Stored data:
:::::

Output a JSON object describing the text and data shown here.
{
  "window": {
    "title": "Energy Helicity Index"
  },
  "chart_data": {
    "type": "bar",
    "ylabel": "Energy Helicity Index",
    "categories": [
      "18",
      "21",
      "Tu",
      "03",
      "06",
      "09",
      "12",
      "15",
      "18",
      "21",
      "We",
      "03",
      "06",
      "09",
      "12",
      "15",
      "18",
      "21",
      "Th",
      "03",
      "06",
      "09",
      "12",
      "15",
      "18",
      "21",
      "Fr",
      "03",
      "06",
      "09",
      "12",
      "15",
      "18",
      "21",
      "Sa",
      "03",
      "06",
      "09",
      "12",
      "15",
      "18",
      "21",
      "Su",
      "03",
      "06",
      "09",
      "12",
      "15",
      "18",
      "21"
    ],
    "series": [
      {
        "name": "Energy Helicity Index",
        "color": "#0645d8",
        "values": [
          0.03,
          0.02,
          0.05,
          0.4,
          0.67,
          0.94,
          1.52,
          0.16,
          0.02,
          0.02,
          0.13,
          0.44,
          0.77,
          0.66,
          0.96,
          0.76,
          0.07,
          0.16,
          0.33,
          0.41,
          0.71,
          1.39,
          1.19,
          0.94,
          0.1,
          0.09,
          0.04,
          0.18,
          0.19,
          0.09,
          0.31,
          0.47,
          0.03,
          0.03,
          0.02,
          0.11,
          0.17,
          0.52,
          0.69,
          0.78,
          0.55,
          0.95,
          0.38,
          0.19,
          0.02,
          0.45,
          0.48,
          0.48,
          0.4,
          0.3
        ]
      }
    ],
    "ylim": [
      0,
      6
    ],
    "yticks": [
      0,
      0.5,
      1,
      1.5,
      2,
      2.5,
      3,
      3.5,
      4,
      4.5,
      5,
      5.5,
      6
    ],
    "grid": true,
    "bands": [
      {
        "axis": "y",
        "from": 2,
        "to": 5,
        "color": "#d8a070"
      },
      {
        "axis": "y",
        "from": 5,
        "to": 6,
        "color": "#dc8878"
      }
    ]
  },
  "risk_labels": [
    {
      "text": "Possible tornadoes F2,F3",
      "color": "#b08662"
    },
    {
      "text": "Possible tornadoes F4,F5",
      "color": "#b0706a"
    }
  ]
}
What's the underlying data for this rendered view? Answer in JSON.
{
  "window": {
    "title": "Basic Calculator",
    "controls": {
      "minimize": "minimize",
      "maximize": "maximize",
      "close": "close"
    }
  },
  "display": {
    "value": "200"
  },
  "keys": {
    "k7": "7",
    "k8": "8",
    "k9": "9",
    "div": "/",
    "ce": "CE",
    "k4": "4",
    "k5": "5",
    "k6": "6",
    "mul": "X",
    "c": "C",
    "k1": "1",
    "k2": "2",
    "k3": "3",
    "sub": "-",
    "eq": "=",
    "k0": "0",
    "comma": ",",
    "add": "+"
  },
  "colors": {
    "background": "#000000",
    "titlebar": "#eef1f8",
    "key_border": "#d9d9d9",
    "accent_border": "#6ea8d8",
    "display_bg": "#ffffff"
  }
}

:::::

> GIVEN INSTRUCTION: Output the entries verbatim.

> FINISHED EXERCISE:
Output a JSON object describing the text and data shown here.
{
  "window": {
    "title": "Energy Helicity Index"
  },
  "chart_data": {
    "type": "bar",
    "ylabel": "Energy Helicity Index",
    "categories": [
      "18",
      "21",
      "Tu",
      "03",
      "06",
      "09",
      "12",
      "15",
      "18",
      "21",
      "We",
      "03",
      "06",
      "09",
      "12",
      "15",
      "18",
      "21",
      "Th",
      "03",
      "06",
      "09",
      "12",
      "15",
      "18",
      "21",
      "Fr",
      "03",
      "06",
      "09",
      "12",
      "15",
      "18",
      "21",
      "Sa",
      "03",
      "06",
      "09",
      "12",
      "15",
      "18",
      "21",
      "Su",
      "03",
      "06",
      "09",
      "12",
      "15",
      "18",
      "21"
    ],
    "series": [
      {
        "name": "Energy Helicity Index",
        "color": "#0645d8",
        "values": [
          0.03,
          0.02,
          0.05,
          0.4,
          0.67,
          0.94,
          1.52,
          0.16,
          0.02,
          0.02,
          0.13,
          0.44,
          0.77,
          0.66,
          0.96,
          0.76,
          0.07,
          0.16,
          0.33,
          0.41,
          0.71,
          1.39,
          1.19,
          0.94,
          0.1,
          0.09,
          0.04,
          0.18,
          0.19,
          0.09,
          0.31,
          0.47,
          0.03,
          0.03,
          0.02,
          0.11,
          0.17,
          0.52,
          0.69,
          0.78,
          0.55,
          0.95,
          0.38,
          0.19,
          0.02,
          0.45,
          0.48,
          0.48,
          0.4,
          0.3
        ]
      }
    ],
    "ylim": [
      0,
      6
    ],
    "yticks": [
      0,
      0.5,
      1,
      1.5,
      2,
      2.5,
      3,
      3.5,
      4,
      4.5,
      5,
      5.5,
      6
    ],
    "grid": true,
    "bands": [
      {
        "axis": "y",
        "from": 2,
        "to": 5,
        "color": "#d8a070"
      },
      {
        "axis": "y",
        "from": 5,
        "to": 6,
        "color": "#dc8878"
      }
    ]
  },
  "risk_labels": [
    {
      "text": "Possible tornadoes F2,F3",
      "color": "#b08662"
    },
    {
      "text": "Possible tornadoes F4,F5",
      "color": "#b0706a"
    }
  ]
}
What's the underlying data for this rendered view? Answer in JSON.
{
  "window": {
    "title": "Basic Calculator",
    "controls": {
      "minimize": "minimize",
      "maximize": "maximize",
      "close": "close"
    }
  },
  "display": {
    "value": "200"
  },
  "keys": {
    "k7": "7",
    "k8": "8",
    "k9": "9",
    "div": "/",
    "ce": "CE",
    "k4": "4",
    "k5": "5",
    "k6": "6",
    "mul": "X",
    "c": "C",
    "k1": "1",
    "k2": "2",
    "k3": "3",
    "sub": "-",
    "eq": "=",
    "k0": "0",
    "comma": ",",
    "add": "+"
  },
  "colors": {
    "background": "#000000",
    "titlebar": "#eef1f8",
    "key_border": "#d9d9d9",
    "accent_border": "#6ea8d8",
    "display_bg": "#ffffff"
  }
}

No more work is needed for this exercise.